=== Text block ===
■ ■ ■ ■

Gorman v. State

Decision Date01 January 1873
Citation38 Tex. 112
PartiesJOHN GORMAN ET AL. v. THE STATE OF TEXAS.
CourtTexas Supreme Court

OPINION TEXT STARTS HERE

A bail bond which describes A. B. as principal “conditioned, that whereas an indictment has been preferred against A. B.,” etc., “now if the above bounden ____________ shall make his personal appearance at the next term,” etc., if in other respects good, is not vitiated by the failure to insert the name of A. B. after the word “bounden,” but may be enforced as the bond of A. B.

APPEAL from Bastrop. Tried below before the Hon. J. P. Richardson.

Jones & Sayers, for appellant. The omission of the name of the principal, to wit, John Gorman,” in the condition of the bond, is fatal. The bond being statutory, must comply in letter as well as in spirit with the requirements of the law, upon which its validity depends. By reference to art. 2732, Pas. Dig., it will be perceived that the second requisite of a bail bond is imperative, and unless this requirement is satisfied the bond will be nugatory. Daily v. The State, 4 Tex. 417; The State v. Cotton, 6 Tex. 425;Cotton v. The State, 7 Tex. 547;McDonough v. The State, 19 Tex. 294. In the case at bar the name of the principal is omitted, and that fact should have been held as a reason sufficient for the discharge of the defendants (appellants) in the court below.

■ ■ ■ ■

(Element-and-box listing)

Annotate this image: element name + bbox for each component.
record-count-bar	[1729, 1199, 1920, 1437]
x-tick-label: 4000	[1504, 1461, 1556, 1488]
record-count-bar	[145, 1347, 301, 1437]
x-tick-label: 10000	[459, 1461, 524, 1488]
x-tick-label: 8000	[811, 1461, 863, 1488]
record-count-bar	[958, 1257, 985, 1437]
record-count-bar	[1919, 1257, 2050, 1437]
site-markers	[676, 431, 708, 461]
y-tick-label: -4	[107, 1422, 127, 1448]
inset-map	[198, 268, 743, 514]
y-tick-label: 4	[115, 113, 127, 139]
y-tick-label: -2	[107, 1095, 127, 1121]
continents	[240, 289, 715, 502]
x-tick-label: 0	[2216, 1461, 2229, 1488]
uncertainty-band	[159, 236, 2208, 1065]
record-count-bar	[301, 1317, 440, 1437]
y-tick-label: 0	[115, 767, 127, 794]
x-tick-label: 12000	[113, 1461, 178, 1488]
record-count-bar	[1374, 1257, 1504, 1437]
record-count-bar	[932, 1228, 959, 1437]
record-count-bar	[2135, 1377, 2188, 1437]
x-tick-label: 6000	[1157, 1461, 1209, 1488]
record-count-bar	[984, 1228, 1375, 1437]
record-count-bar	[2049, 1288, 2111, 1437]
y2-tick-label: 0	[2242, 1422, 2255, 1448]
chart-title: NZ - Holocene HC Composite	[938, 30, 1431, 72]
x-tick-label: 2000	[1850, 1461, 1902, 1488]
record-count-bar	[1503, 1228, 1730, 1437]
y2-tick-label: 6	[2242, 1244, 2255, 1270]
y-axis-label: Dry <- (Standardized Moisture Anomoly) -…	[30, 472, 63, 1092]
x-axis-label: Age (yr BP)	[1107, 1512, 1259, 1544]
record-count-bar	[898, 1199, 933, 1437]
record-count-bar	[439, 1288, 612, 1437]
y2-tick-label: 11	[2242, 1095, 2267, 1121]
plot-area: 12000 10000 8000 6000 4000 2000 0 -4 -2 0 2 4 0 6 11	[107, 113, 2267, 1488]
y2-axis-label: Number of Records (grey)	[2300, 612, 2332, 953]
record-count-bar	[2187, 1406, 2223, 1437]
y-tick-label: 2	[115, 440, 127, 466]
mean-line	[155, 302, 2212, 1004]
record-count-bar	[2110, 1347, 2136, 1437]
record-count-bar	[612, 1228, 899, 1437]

■ ■ ■ ■

=== Task 1 ===
Answer these questions about the Gorman v. State opinion:
(a) Which court decided the case?
(b) From where was the appeal brought?
(c) Who appeared for the appellant?
=== Task 2 ===
Convert the listing, from its first line down through the line containing "1288, 612, 1437]", into a Markdown table with the columns Row and Listing line, leaving out blank lines.

=== Output 1 ===
(a) The Texas Supreme Court
(b) Bastrop
(c) Jones & Sayers

=== Output 2 ===
| Row | Listing line |
|---|---|
| 1 | Annotate this image: element name + bbox for each component. |
| 2 | record-count-bar	[1729, 1199, 1920, 1437] |
| 3 | x-tick-label: 4000	[1504, 1461, 1556, 1488] |
| 4 | record-count-bar	[145, 1347, 301, 1437] |
| 5 | x-tick-label: 10000	[459, 1461, 524, 1488] |
| 6 | x-tick-label: 8000	[811, 1461, 863, 1488] |
| 7 | record-count-bar	[958, 1257, 985, 1437] |
| 8 | record-count-bar	[1919, 1257, 2050, 1437] |
| 9 | site-markers	[676, 431, 708, 461] |
| 10 | y-tick-label: -4	[107, 1422, 127, 1448] |
| 11 | inset-map	[198, 268, 743, 514] |
| 12 | y-tick-label: 4	[115, 113, 127, 139] |
| 13 | y-tick-label: -2	[107, 1095, 127, 1121] |
| 14 | continents	[240, 289, 715, 502] |
| 15 | x-tick-label: 0	[2216, 1461, 2229, 1488] |
| 16 | uncertainty-band	[159, 236, 2208, 1065] |
| 17 | record-count-bar	[301, 1317, 440, 1437] |
| 18 | y-tick-label: 0	[115, 767, 127, 794] |
| 19 | x-tick-label: 12000	[113, 1461, 178, 1488] |
| 20 | record-count-bar	[1374, 1257, 1504, 1437] |
| 21 | record-count-bar	[932, 1228, 959, 1437] |
| 22 | record-count-bar	[2135, 1377, 2188, 1437] |
| 23 | x-tick-label: 6000	[1157, 1461, 1209, 1488] |
| 24 | record-count-bar	[984, 1228, 1375, 1437] |
| 25 | record-count-bar	[2049, 1288, 2111, 1437] |
| 26 | y2-tick-label: 0	[2242, 1422, 2255, 1448] |
| 27 | chart-title: NZ - Holocene HC Composite	[938, 30, 1431, 72] |
| 28 | x-tick-label: 2000	[1850, 1461, 1902, 1488] |
| 29 | record-count-bar	[1503, 1228, 1730, 1437] |
| 30 | y2-tick-label: 6	[2242, 1244, 2255, 1270] |
| 31 | y-axis-label: Dry <- (Standardized Moisture Anomoly) -…	[30, 472, 63, 1092] |
| 32 | x-axis-label: Age (yr BP)	[1107, 1512, 1259, 1544] |
| 33 | record-count-bar	[898, 1199, 933, 1437] |
| 34 | record-count-bar	[439, 1288, 612, 1437] |